Below are the entries; output exactly the lines from the one containing "Extract all readable text from this page." through the final line, inclusive.
───── DATA PROVIDED ─────
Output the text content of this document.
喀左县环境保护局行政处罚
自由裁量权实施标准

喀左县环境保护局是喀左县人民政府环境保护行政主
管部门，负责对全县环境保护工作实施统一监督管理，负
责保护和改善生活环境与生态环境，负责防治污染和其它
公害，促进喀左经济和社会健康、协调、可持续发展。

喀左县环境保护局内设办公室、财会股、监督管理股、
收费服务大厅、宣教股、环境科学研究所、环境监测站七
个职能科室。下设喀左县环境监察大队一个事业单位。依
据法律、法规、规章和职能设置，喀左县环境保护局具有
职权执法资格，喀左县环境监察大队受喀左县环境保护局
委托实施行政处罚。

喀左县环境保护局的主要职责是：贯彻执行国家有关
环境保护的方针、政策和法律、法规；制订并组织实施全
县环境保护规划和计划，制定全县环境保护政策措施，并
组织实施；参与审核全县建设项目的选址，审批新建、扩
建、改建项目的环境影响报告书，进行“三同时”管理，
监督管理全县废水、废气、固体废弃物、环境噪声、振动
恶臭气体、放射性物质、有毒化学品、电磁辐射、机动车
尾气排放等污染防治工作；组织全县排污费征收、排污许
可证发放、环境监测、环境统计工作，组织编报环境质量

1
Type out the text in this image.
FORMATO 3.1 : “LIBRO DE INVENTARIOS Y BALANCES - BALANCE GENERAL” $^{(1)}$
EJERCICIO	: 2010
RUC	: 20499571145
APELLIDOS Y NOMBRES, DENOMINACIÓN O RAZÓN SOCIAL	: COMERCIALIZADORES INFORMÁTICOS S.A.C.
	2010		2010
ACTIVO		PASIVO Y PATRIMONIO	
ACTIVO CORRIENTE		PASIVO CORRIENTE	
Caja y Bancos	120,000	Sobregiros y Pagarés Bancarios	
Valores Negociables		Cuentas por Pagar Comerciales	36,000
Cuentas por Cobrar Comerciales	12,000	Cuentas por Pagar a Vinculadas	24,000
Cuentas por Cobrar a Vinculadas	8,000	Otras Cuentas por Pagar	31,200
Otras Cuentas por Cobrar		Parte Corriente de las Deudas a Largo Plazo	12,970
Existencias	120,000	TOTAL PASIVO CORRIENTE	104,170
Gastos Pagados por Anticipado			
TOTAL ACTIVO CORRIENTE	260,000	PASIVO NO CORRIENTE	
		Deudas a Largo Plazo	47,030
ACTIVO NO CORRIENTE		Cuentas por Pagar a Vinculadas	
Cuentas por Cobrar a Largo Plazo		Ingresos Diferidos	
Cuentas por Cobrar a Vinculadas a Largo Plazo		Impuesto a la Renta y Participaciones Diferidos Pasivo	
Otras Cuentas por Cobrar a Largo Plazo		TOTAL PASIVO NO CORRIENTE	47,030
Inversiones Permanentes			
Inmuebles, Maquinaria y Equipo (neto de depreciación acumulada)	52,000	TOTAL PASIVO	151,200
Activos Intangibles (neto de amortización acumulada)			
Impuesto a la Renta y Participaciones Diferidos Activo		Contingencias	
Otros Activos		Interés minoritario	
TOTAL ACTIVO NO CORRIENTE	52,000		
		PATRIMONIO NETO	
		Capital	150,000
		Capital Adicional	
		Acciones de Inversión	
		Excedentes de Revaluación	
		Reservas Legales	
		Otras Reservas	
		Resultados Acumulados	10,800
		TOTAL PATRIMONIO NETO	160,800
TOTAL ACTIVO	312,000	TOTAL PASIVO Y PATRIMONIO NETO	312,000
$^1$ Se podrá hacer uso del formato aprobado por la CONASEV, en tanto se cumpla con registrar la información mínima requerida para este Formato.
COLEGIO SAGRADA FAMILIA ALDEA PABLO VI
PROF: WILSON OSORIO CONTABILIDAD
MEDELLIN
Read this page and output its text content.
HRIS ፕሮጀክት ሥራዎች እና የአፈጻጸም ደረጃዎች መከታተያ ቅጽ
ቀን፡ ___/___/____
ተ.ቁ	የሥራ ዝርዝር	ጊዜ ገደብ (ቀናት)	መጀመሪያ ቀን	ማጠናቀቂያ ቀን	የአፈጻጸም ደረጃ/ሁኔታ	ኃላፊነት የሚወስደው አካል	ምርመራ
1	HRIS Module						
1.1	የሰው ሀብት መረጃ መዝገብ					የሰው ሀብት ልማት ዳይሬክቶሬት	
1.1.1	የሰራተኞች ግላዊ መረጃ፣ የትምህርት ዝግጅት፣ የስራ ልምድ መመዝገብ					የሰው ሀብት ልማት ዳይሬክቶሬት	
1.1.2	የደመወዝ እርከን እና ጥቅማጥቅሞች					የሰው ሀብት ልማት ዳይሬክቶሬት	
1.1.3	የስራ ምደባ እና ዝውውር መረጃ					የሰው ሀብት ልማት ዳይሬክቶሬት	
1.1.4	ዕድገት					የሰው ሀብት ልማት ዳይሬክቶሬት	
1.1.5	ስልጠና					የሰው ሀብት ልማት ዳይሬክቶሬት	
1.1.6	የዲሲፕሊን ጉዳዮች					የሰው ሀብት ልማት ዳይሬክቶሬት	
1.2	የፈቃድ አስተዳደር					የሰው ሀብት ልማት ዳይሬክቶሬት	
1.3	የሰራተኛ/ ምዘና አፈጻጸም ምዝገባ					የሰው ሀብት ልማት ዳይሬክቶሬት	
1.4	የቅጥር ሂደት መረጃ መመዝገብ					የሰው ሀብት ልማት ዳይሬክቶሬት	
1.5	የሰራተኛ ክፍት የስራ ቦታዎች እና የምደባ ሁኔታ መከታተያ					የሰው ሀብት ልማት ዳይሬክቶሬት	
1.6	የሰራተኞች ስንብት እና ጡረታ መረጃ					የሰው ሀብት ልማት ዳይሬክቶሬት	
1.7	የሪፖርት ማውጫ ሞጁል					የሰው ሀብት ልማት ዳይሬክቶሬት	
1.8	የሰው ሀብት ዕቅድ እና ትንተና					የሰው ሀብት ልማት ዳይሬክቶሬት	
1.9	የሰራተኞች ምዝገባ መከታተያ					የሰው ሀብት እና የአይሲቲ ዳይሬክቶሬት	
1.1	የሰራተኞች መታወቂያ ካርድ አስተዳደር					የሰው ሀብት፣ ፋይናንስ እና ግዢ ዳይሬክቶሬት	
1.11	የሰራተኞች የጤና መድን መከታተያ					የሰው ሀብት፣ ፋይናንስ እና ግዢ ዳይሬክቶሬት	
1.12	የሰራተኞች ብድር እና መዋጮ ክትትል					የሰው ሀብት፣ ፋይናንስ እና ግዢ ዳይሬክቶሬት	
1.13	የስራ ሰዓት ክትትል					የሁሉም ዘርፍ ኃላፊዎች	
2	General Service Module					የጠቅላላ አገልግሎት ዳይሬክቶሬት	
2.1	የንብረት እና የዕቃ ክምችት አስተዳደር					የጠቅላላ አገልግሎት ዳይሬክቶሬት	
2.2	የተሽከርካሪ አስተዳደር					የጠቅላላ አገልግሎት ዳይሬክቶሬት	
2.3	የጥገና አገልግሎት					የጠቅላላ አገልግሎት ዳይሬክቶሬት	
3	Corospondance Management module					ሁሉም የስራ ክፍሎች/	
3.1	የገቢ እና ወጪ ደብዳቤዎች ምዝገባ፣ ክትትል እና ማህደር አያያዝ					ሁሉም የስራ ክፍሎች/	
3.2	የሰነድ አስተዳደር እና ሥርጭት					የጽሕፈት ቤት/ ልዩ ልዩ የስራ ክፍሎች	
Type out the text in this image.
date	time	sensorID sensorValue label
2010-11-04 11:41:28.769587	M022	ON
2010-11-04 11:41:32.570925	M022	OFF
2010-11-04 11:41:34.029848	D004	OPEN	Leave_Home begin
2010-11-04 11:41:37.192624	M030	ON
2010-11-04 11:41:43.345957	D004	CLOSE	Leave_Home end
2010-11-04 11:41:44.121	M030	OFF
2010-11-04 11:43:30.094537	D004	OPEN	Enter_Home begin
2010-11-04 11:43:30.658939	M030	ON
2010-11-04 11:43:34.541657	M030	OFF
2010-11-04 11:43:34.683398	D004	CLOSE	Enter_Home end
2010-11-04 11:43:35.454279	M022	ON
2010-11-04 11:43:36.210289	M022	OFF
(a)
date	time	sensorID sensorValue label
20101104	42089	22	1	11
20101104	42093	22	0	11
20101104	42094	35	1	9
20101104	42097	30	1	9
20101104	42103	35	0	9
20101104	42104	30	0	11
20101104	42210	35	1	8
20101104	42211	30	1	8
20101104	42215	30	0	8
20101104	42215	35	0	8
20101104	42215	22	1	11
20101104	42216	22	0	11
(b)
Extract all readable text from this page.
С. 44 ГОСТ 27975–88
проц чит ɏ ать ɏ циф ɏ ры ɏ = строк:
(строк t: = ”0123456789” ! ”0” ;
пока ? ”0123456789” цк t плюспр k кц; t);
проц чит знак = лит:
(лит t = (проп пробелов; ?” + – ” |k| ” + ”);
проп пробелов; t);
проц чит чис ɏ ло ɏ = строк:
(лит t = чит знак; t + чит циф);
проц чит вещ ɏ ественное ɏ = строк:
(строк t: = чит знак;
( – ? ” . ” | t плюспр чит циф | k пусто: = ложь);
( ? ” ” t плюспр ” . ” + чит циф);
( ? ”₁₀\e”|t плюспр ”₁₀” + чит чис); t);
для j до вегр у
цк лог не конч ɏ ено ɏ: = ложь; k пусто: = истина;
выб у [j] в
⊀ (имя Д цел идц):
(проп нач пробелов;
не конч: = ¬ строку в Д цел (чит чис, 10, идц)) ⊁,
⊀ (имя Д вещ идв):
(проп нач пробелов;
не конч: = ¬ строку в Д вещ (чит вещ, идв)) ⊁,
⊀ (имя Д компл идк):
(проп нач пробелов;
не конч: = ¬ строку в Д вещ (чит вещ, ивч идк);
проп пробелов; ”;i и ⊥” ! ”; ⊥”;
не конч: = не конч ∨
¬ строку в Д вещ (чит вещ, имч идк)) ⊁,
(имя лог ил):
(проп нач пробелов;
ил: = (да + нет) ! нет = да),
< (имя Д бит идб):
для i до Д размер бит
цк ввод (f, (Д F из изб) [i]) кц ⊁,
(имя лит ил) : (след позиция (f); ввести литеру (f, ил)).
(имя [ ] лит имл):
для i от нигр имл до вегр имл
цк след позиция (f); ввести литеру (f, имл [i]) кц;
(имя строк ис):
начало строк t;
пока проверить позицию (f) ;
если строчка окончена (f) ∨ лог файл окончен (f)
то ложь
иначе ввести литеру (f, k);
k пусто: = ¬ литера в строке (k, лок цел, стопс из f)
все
─────
> **SOLUTION**:
Extract all readable text from this page.
С. 44 ГОСТ 27975–88
проц чит ɏ ать ɏ циф ɏ ры ɏ = строк:
(строк t: = ”0123456789” ! ”0” ;
пока ? ”0123456789” цк t плюспр k кц; t);
проц чит знак = лит:
(лит t = (проп пробелов; ?” + – ” |k| ” + ”);
проп пробелов; t);
проц чит чис ɏ ло ɏ = строк:
(лит t = чит знак; t + чит циф);
проц чит вещ ɏ ественное ɏ = строк:
(строк t: = чит знак;
( – ? ” . ” | t плюспр чит циф | k пусто: = ложь);
( ? ” ” t плюспр ” . ” + чит циф);
( ? ”₁₀\e”|t плюспр ”₁₀” + чит чис); t);
для j до вегр у
цк лог не конч ɏ ено ɏ: = ложь; k пусто: = истина;
выб у [j] в
⊀ (имя Д цел идц):
(проп нач пробелов;
не конч: = ¬ строку в Д цел (чит чис, 10, идц)) ⊁,
⊀ (имя Д вещ идв):
(проп нач пробелов;
не конч: = ¬ строку в Д вещ (чит вещ, идв)) ⊁,
⊀ (имя Д компл идк):
(проп нач пробелов;
не конч: = ¬ строку в Д вещ (чит вещ, ивч идк);
проп пробелов; ”;i и ⊥” ! ”; ⊥”;
не конч: = не конч ∨
¬ строку в Д вещ (чит вещ, имч идк)) ⊁,
(имя лог ил):
(проп нач пробелов;
ил: = (да + нет) ! нет = да),
< (имя Д бит идб):
для i до Д размер бит
цк ввод (f, (Д F из изб) [i]) кц ⊁,
(имя лит ил) : (след позиция (f); ввести литеру (f, ил)).
(имя [ ] лит имл):
для i от нигр имл до вегр имл
цк след позиция (f); ввести литеру (f, имл [i]) кц;
(имя строк ис):
начало строк t;
пока проверить позицию (f) ;
если строчка окончена (f) ∨ лог файл окончен (f)
то ложь
иначе ввести литеру (f, k);
k пусто: = ¬ литера в строке (k, лок цел, стопс из f)
все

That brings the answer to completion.